> _What is needed_: Read the records and gather each line that includes "text".
==== Material for the task
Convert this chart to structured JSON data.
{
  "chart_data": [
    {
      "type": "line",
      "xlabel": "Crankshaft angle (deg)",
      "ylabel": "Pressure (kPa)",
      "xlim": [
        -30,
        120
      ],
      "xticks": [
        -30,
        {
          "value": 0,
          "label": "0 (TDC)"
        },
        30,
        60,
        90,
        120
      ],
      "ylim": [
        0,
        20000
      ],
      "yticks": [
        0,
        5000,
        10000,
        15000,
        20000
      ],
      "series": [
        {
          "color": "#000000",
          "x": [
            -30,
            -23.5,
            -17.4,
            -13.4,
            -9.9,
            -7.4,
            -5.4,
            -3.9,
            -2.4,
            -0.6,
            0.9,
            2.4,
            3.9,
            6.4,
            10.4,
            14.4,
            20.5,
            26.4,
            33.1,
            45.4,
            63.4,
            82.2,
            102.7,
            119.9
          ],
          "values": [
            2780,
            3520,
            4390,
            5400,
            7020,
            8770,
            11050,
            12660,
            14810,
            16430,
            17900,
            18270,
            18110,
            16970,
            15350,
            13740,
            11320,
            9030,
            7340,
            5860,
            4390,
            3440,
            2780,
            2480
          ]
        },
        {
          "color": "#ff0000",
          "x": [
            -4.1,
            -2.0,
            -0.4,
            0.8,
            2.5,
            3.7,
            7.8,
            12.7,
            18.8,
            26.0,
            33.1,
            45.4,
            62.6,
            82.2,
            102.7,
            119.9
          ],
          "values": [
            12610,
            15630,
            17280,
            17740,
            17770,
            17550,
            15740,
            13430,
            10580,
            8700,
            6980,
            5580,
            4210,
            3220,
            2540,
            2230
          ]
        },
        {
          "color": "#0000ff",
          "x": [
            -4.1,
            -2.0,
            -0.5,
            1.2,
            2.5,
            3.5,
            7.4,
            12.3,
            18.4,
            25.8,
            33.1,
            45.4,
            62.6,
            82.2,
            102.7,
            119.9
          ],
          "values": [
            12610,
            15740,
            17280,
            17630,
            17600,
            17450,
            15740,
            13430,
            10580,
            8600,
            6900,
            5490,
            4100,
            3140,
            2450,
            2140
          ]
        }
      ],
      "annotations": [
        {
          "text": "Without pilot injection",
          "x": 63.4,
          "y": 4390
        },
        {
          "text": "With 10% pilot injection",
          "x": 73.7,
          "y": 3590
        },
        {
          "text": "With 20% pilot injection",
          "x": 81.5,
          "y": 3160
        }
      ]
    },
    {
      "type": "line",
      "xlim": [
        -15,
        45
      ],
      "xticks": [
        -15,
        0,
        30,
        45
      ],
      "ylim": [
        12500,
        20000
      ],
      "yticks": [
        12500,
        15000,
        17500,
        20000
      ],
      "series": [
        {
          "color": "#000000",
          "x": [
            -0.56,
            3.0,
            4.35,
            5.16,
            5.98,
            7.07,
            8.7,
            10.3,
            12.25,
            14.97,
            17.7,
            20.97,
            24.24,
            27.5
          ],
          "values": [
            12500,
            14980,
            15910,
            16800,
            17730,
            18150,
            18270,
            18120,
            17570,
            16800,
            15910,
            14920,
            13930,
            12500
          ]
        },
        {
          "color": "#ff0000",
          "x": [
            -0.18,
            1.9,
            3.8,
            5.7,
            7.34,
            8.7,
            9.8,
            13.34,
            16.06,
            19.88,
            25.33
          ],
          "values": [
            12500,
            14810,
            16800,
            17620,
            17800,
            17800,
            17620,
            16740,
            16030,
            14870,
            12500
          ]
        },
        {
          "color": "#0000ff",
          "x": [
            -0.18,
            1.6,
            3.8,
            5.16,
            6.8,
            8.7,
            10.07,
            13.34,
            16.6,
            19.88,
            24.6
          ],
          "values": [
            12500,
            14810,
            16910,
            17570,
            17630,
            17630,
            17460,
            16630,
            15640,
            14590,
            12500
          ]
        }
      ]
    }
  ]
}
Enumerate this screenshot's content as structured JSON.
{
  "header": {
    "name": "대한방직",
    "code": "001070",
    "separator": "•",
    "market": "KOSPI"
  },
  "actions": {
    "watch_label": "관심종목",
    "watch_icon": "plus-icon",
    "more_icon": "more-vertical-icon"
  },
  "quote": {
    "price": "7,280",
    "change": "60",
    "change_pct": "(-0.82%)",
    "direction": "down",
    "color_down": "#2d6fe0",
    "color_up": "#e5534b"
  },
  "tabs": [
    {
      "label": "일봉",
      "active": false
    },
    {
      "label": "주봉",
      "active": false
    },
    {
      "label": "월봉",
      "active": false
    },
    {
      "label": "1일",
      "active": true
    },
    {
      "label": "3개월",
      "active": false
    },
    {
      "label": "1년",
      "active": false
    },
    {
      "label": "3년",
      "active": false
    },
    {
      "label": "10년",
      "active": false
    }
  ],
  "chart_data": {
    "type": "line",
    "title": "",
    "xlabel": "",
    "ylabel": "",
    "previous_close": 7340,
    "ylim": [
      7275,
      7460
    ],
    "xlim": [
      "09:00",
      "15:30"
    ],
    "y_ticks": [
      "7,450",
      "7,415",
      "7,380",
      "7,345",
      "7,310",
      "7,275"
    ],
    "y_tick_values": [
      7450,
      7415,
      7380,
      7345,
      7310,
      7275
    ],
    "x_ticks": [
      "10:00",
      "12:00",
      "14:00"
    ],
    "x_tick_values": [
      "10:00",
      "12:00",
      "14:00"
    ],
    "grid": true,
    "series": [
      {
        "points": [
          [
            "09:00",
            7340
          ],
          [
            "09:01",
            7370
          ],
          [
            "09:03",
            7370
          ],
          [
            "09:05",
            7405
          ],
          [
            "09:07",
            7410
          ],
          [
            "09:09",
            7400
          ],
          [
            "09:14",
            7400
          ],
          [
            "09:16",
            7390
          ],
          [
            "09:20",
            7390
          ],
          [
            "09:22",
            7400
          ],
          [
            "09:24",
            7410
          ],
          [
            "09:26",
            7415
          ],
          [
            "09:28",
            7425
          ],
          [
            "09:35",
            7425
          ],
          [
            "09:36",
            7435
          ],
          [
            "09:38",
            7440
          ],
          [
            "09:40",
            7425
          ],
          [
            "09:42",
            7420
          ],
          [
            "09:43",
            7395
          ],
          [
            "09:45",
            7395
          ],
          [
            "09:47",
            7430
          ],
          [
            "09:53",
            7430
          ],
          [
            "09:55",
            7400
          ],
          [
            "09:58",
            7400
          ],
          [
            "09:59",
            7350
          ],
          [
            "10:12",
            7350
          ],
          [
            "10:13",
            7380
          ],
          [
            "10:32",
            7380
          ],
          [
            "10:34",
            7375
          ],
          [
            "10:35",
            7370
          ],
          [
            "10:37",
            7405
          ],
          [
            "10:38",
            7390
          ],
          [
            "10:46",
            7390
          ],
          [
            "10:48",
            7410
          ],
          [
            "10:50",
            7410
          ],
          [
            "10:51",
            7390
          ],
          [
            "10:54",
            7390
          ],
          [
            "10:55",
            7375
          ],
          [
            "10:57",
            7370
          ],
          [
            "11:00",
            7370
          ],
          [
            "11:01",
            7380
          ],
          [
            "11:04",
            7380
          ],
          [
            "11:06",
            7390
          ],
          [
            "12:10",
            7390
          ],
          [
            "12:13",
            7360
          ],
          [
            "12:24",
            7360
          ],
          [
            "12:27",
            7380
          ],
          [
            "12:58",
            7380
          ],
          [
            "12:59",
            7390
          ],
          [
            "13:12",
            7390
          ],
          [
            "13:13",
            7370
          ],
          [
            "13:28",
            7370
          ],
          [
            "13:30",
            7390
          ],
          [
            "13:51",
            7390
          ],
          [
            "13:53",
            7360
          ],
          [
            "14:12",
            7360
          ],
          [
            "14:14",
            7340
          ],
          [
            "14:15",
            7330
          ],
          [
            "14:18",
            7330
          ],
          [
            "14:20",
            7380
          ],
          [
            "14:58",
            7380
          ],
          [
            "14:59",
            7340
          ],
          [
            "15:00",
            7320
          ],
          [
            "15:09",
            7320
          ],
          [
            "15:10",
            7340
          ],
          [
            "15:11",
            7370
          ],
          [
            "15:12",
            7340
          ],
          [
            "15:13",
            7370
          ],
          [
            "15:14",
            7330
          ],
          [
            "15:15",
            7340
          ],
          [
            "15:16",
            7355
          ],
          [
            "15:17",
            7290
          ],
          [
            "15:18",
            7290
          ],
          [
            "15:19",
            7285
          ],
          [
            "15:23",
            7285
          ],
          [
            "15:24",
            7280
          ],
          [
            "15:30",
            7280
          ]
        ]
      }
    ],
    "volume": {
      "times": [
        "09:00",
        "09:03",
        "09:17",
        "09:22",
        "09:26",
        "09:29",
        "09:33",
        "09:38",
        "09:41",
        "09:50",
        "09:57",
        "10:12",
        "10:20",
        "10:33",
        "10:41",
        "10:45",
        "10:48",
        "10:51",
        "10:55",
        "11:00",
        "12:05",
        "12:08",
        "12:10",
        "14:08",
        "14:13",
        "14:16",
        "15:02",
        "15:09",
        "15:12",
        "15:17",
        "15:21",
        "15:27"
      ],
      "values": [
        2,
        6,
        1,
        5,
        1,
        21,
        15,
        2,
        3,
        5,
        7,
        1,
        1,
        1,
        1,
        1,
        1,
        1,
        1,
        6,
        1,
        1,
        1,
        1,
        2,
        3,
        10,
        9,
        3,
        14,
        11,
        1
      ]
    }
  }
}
========
> _Result_:
          "text": "Without pilot injection",
          "text": "With 10% pilot injection",
          "text": "With 20% pilot injection",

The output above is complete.